Your task
Copy the lines of the listing below verbatim, beginning with the line that contains "bar xyxy=(448,268,474,328)" and ending with the line that contains "bar xyxy=(130,156,156,328)", both included. Reproduce only those lines.

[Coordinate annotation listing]
========================================================================
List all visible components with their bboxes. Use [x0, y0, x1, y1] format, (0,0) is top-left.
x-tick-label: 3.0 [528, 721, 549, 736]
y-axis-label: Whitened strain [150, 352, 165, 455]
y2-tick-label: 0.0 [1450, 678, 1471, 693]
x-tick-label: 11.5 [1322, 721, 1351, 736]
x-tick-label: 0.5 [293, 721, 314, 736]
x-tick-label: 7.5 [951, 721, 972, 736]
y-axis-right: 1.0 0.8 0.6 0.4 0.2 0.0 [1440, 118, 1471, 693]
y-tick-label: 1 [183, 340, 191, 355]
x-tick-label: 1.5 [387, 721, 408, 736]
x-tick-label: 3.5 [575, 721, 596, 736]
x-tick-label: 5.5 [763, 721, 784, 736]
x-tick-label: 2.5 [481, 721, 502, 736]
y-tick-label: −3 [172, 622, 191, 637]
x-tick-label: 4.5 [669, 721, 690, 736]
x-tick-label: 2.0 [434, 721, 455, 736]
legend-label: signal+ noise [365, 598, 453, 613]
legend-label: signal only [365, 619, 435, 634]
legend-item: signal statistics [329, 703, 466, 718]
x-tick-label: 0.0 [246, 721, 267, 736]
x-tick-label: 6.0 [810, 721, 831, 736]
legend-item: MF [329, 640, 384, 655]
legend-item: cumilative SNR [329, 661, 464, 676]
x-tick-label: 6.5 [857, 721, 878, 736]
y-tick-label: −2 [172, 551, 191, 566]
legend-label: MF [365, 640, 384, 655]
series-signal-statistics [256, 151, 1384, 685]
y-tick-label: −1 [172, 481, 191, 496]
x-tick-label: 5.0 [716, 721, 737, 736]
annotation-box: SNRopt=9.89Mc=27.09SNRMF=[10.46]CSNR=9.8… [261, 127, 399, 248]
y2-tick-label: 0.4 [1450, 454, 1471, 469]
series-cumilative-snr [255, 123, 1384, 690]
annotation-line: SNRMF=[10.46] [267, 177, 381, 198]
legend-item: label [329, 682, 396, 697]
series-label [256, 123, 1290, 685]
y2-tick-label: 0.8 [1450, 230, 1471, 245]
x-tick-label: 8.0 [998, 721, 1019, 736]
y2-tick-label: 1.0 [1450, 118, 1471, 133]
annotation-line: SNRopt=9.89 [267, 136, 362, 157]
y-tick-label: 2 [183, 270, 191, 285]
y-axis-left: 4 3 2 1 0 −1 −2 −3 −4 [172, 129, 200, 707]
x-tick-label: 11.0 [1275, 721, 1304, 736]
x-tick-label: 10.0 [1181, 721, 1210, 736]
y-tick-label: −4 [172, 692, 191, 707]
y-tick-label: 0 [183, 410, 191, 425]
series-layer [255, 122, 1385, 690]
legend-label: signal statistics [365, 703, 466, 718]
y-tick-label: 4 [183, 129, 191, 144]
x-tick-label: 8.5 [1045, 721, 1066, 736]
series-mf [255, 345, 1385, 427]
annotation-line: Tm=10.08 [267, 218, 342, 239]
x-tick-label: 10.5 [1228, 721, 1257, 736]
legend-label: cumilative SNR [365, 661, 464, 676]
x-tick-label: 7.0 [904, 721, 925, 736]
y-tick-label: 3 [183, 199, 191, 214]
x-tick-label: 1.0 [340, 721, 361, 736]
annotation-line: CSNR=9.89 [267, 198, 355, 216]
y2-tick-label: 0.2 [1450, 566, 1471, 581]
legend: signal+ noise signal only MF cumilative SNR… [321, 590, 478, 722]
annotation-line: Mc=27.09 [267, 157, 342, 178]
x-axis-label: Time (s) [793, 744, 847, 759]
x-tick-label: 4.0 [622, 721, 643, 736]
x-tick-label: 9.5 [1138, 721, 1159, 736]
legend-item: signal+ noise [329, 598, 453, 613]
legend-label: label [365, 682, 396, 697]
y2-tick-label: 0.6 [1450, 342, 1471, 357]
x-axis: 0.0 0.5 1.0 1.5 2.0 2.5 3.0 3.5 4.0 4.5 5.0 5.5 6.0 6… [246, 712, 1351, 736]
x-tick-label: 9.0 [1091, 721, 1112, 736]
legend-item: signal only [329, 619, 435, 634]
========================================================================
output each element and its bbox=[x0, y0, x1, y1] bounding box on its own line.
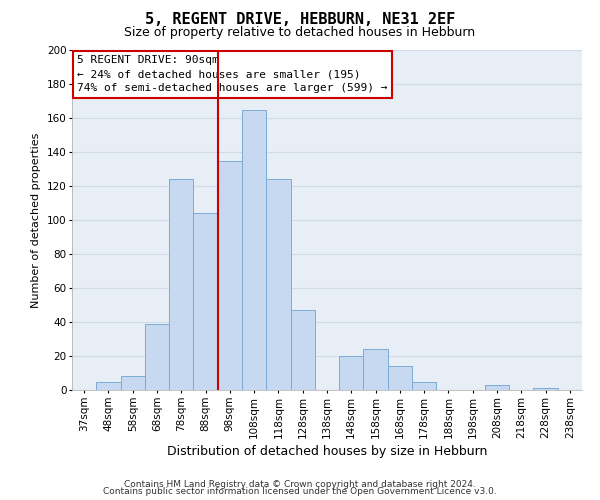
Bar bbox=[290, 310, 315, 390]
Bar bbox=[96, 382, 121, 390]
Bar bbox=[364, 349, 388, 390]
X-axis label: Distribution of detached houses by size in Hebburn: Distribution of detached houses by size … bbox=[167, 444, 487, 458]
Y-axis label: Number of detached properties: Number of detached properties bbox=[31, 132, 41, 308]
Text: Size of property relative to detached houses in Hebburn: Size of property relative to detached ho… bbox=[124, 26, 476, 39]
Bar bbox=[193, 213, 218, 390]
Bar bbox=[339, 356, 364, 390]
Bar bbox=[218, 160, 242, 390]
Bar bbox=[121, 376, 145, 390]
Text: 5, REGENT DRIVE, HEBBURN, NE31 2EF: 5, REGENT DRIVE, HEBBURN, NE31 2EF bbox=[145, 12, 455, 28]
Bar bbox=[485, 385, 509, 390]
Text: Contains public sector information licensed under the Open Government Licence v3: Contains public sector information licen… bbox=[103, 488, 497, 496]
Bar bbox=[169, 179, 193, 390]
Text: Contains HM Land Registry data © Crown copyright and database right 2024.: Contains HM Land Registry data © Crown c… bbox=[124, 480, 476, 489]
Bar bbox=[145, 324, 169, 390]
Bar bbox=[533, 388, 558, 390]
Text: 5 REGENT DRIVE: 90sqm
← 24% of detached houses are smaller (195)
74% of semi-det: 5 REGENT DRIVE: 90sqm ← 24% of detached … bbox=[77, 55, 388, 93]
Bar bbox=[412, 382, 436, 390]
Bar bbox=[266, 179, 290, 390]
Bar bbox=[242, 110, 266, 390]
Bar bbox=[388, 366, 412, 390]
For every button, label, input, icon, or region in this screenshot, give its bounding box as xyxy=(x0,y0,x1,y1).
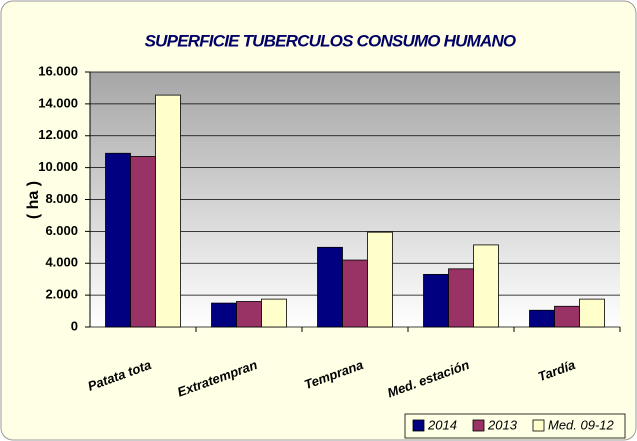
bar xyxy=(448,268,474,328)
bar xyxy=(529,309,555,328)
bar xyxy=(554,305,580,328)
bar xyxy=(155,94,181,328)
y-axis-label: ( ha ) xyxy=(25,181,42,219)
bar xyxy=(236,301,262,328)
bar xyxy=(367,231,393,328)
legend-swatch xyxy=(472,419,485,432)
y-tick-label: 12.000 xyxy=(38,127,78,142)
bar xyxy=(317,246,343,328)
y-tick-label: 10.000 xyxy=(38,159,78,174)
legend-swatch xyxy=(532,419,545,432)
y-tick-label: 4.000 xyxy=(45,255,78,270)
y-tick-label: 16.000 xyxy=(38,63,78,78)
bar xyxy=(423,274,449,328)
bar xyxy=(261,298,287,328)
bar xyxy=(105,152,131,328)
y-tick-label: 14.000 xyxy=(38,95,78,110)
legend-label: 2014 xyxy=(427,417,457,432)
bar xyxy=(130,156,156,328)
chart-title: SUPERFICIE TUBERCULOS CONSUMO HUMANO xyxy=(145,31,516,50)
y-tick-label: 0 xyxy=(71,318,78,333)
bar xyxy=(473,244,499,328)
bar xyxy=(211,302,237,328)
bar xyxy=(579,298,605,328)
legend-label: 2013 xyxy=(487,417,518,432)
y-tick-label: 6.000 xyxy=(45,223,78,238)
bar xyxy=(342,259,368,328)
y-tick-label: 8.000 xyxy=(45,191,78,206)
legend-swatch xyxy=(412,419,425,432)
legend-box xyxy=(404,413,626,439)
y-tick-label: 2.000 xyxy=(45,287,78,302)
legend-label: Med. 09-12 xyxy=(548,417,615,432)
========================================================================
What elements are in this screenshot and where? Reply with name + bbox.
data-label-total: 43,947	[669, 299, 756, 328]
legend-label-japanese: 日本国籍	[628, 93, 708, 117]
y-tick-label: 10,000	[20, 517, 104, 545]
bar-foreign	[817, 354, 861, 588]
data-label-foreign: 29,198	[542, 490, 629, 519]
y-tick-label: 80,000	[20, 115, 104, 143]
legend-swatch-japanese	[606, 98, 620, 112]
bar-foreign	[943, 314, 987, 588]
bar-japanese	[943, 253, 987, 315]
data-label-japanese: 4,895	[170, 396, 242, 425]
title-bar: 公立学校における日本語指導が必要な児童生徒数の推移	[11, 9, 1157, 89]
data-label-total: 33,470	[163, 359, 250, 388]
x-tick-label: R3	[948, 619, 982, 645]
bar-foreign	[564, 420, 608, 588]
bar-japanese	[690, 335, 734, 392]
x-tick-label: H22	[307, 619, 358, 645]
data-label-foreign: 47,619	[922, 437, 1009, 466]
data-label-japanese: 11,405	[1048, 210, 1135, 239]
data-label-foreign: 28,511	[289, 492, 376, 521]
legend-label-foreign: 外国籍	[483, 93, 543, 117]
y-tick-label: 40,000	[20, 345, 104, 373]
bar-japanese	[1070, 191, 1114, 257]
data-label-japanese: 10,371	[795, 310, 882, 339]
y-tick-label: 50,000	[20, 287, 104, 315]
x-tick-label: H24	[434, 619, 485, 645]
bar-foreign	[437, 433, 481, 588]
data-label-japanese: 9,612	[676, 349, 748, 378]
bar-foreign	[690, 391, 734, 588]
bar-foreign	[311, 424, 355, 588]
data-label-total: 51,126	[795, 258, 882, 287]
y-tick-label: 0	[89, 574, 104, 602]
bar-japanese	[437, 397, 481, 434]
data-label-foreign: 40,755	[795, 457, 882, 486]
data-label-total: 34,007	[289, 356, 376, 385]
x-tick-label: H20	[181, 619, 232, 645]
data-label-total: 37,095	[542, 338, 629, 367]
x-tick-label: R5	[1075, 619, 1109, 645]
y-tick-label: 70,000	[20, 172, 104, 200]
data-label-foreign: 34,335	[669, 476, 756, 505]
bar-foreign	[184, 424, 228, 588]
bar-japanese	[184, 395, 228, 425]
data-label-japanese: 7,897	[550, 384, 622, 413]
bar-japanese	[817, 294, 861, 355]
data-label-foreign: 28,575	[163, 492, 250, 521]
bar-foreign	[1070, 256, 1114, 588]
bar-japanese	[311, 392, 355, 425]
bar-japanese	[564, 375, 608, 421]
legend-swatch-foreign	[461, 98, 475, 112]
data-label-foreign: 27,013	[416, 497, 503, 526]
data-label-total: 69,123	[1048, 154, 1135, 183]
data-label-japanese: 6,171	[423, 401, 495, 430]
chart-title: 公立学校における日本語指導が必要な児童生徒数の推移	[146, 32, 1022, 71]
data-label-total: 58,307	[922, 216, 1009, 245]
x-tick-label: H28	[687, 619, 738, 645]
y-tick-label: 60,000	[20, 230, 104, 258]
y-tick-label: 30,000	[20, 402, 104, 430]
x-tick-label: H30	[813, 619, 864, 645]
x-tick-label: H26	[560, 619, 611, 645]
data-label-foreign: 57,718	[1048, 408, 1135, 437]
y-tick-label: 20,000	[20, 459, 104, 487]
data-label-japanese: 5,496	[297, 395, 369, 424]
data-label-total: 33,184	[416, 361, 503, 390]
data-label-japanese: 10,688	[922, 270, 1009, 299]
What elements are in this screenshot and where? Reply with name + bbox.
========================================================================
Exercise output
bar xyxy=(448,268,474,328)
bar xyxy=(529,309,555,328)
bar xyxy=(554,305,580,328)
bar xyxy=(155,94,181,328)
y-axis-label: ( ha ) xyxy=(25,181,42,219)
bar xyxy=(236,301,262,328)
bar xyxy=(367,231,393,328)
legend-swatch xyxy=(472,419,485,432)
y-tick-label: 12.000 xyxy=(38,127,78,142)
bar xyxy=(317,246,343,328)
y-tick-label: 10.000 xyxy=(38,159,78,174)
legend-swatch xyxy=(532,419,545,432)
y-tick-label: 4.000 xyxy=(45,255,78,270)
y-tick-label: 16.000 xyxy=(38,63,78,78)
bar xyxy=(423,274,449,328)
bar xyxy=(261,298,287,328)
bar xyxy=(105,152,131,328)
y-tick-label: 14.000 xyxy=(38,95,78,110)
legend-label: 2014 xyxy=(427,417,457,432)
bar xyxy=(130,156,156,328)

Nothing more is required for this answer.